WHAT TO PRODUCE: Check each line of the data for "Width" and select those that have it.

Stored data
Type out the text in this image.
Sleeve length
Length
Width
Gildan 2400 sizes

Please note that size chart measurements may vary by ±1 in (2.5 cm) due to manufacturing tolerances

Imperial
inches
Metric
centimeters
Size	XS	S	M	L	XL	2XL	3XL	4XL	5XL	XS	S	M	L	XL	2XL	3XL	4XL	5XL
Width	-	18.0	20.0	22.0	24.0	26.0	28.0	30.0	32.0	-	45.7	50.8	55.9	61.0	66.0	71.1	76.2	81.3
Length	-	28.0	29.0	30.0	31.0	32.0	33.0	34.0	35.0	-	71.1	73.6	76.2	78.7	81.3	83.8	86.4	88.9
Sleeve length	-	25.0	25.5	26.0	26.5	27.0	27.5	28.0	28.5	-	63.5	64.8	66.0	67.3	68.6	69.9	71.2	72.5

--

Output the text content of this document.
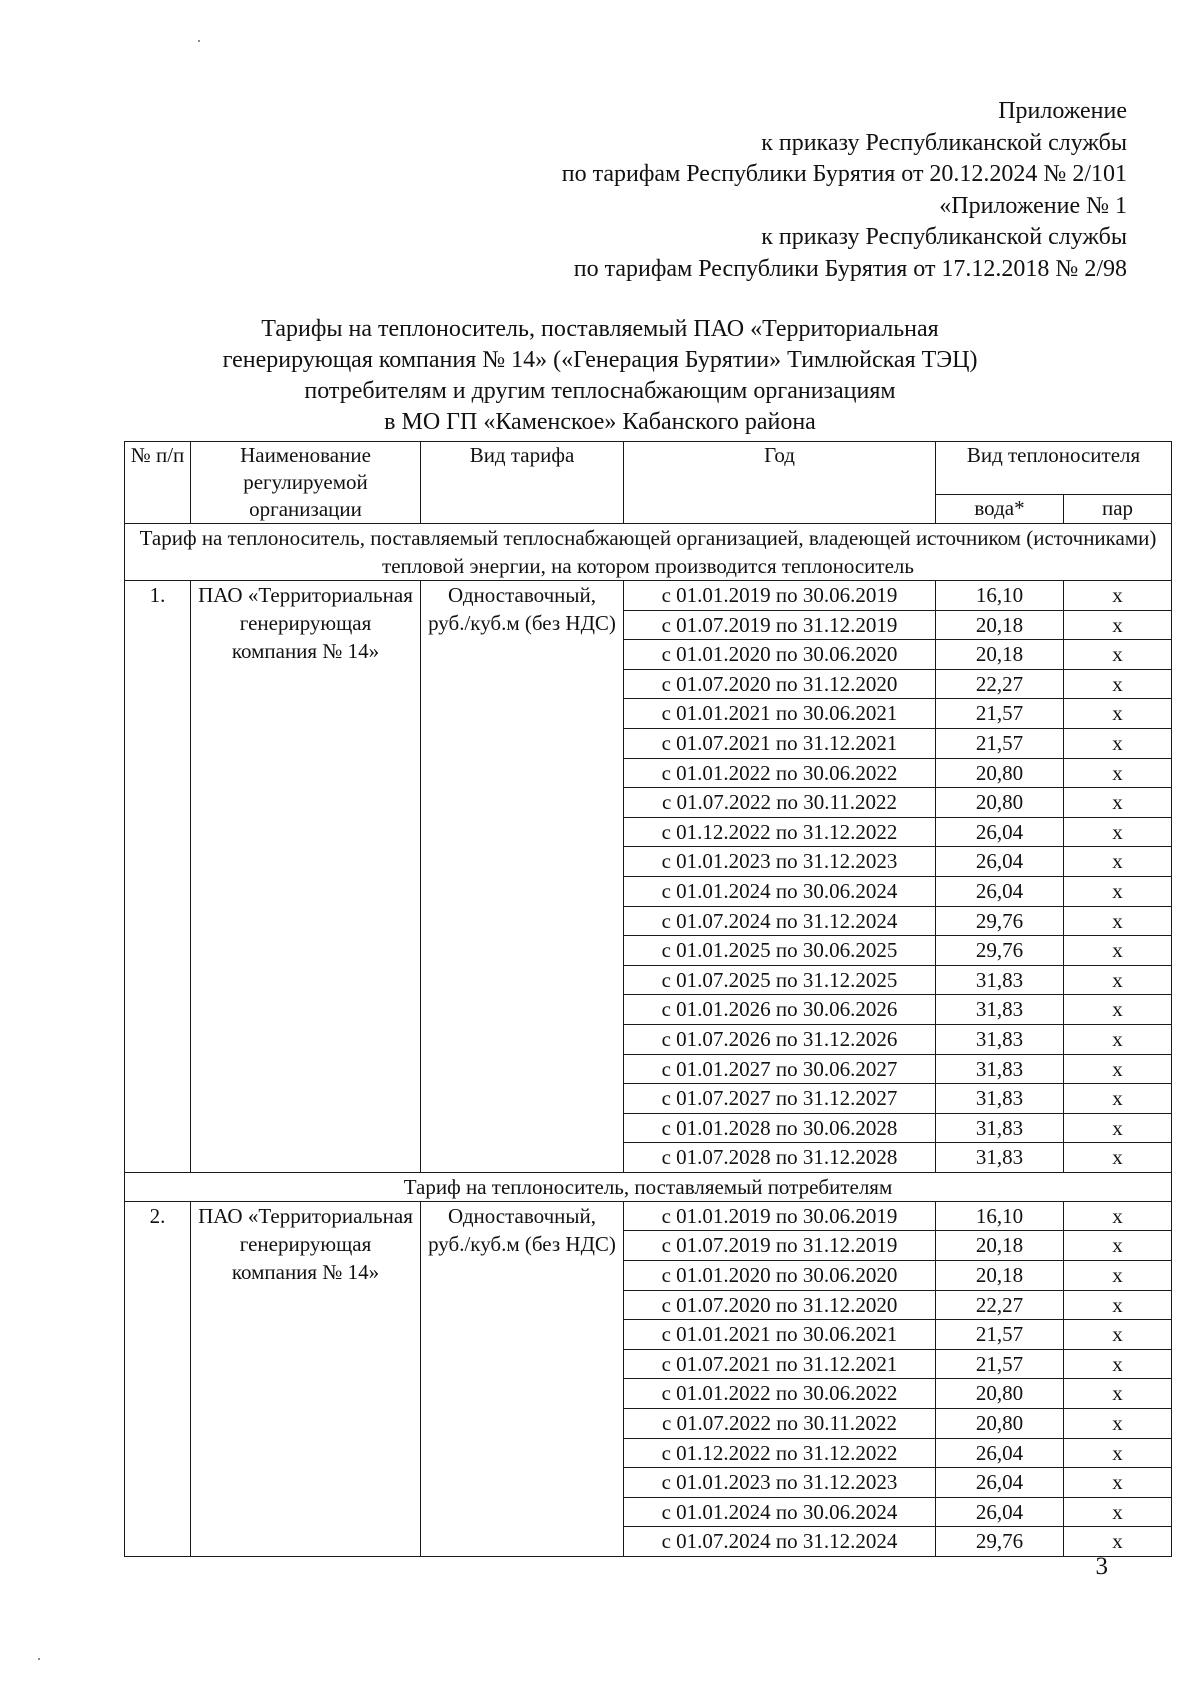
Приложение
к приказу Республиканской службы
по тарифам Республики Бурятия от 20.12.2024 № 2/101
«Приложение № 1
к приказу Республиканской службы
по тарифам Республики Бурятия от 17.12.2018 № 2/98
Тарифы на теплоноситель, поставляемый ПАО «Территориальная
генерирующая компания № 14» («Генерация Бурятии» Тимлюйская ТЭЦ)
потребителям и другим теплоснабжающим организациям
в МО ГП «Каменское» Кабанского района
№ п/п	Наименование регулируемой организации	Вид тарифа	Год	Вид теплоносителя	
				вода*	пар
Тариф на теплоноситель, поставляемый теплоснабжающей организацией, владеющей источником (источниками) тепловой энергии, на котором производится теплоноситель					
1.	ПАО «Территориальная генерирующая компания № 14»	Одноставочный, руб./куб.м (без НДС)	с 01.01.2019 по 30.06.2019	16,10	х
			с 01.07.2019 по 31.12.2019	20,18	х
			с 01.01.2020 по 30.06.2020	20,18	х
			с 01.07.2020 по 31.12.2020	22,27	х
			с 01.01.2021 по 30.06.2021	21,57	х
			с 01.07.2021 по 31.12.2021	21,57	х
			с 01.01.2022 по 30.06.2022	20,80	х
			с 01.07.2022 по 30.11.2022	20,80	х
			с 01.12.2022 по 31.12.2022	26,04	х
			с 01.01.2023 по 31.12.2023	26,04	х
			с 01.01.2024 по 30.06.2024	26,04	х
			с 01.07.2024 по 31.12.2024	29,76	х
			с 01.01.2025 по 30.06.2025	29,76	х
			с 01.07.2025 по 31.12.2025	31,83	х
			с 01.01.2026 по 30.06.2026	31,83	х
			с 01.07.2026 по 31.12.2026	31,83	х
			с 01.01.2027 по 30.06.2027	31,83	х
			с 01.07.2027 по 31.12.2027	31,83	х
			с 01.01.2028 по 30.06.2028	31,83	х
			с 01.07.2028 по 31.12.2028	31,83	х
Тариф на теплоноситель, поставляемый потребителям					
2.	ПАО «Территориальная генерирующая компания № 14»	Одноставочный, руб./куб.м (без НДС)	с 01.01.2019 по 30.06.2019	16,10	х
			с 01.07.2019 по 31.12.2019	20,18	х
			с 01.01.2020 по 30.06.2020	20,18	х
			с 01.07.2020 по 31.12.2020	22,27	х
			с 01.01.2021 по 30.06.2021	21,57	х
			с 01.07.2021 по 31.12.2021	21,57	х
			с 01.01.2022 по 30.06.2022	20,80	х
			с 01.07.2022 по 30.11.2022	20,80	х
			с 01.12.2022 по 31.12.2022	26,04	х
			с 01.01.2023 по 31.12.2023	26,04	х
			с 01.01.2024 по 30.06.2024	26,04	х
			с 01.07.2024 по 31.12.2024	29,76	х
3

COMPLETE OUTPUT:
Width
Width	-	18.0	20.0	22.0	24.0	26.0	28.0	30.0	32.0	-	45.7	50.8	55.9	61.0	66.0	71.1	76.2	81.3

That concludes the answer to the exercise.